──────── DOCUMENT SECTION

Research on European unemployment over the past two decades has frequently claimed that European labour markets have become less ‘flexible’. Evidence of more severe labour market rigidities is often revealed by outward shifts of the Beveridge curve – i.e., the relationship between unemployment and vacancy rates (the u/v curve). The British experience of a huge increase in unemployment at given vacancy rates is especially striking, but outward shifts of the Beveridge curve have been typical rather than exceptional in Europe since the early 1970s. As a broad generalisation, it seems as if labour markets with substantial increases in unemployment have experienced outward u/v shifts as well. In contrast to what has happened in most other European countries, the u/v curve in Sweden has proved to be a relatively stable relationship since the late 1960s.

────────────────

### THINGS TO DO
a – Print the passage on European unemployment from "Research on European" up to and including "the late 1960s.", word for word.
b – According to the passage on European unemployment, in which country has the u/v curve remained a relatively stable relationship since the late 1960s?

──────── RECORDS SHOWN

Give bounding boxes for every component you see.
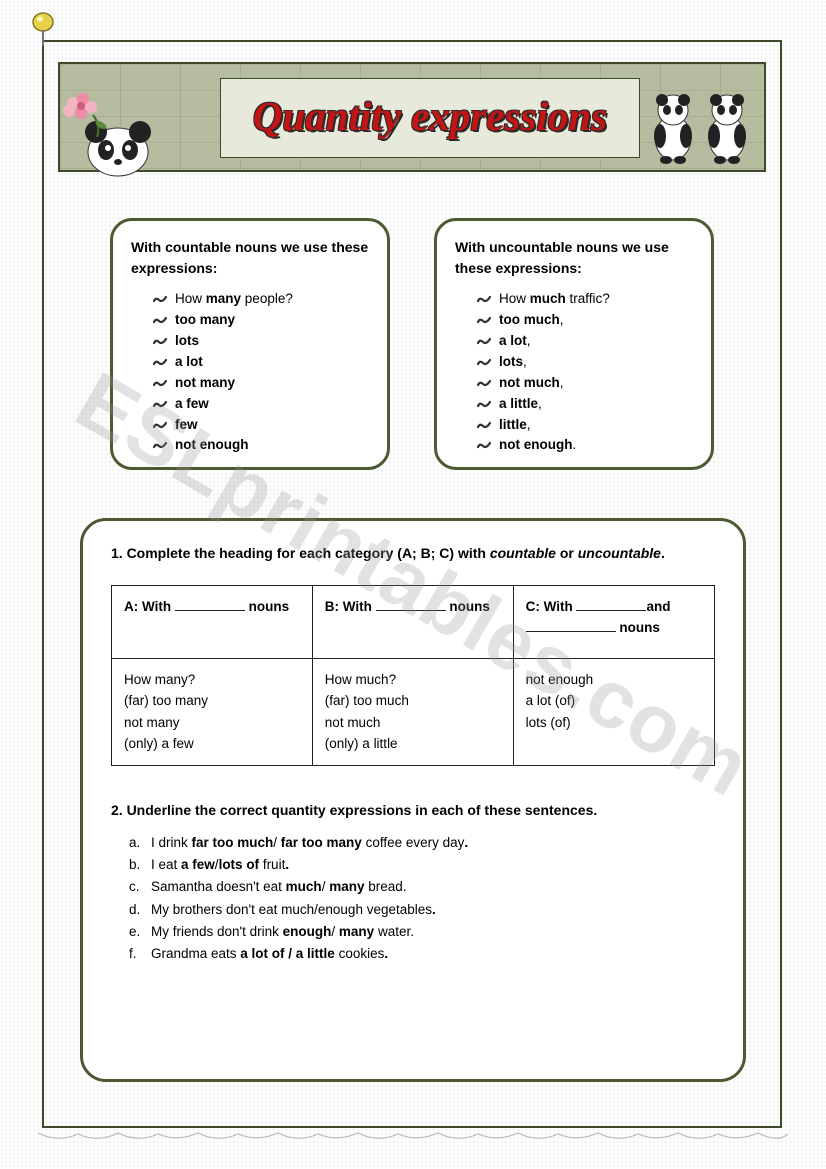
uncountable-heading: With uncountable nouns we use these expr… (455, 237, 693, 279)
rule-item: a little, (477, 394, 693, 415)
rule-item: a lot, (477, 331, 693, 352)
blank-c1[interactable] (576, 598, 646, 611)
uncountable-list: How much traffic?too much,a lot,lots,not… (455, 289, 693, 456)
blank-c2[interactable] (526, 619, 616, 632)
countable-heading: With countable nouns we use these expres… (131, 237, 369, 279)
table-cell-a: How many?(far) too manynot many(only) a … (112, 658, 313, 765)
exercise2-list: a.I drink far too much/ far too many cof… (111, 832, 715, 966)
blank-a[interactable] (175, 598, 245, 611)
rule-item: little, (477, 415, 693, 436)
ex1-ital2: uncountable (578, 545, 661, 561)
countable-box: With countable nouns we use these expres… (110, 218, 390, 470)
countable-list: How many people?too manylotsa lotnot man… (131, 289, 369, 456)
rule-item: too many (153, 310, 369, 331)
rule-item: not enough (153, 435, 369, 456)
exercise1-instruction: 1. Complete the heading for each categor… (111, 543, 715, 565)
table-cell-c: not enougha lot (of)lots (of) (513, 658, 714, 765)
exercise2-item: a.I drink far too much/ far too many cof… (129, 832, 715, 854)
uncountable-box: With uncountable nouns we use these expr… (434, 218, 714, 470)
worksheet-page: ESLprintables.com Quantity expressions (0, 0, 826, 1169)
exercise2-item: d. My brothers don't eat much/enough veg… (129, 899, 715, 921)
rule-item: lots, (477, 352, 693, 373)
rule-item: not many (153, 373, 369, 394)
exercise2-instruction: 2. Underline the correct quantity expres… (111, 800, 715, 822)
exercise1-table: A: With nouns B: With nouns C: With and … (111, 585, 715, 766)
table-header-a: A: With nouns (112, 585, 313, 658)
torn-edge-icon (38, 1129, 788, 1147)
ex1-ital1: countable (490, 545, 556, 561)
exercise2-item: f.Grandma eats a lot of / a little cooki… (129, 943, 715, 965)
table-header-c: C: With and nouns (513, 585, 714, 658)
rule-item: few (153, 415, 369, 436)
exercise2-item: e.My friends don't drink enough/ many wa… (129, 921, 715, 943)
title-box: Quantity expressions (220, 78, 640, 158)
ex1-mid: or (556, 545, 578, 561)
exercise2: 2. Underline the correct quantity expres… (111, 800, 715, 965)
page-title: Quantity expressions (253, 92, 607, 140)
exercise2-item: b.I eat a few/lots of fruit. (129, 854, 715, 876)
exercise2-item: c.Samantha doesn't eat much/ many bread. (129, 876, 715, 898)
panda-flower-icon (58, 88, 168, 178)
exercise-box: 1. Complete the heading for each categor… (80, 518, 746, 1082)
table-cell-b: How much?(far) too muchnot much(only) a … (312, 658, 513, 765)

────────────────

### RESPONSES TO THE TASKS
a –
Research on European unemployment over the past two decades has frequently claimed that European labour markets have become less ‘flexible’. Evidence of more severe labour market rigidities is often revealed by outward shifts of the Beveridge curve – i.e., the relationship between unemployment and vacancy rates (the u/v curve). The British experience of a huge increase in unemployment at given vacancy rates is especially striking, but outward shifts of the Beveridge curve have been typical rather than exceptional in Europe since the early 1970s. As a broad generalisation, it seems as if labour markets with substantial increases in unemployment have experienced outward u/v shifts as well. In contrast to what has happened in most other European countries, the u/v curve in Sweden has proved to be a relatively stable relationship since the late 1960s.

b – Sweden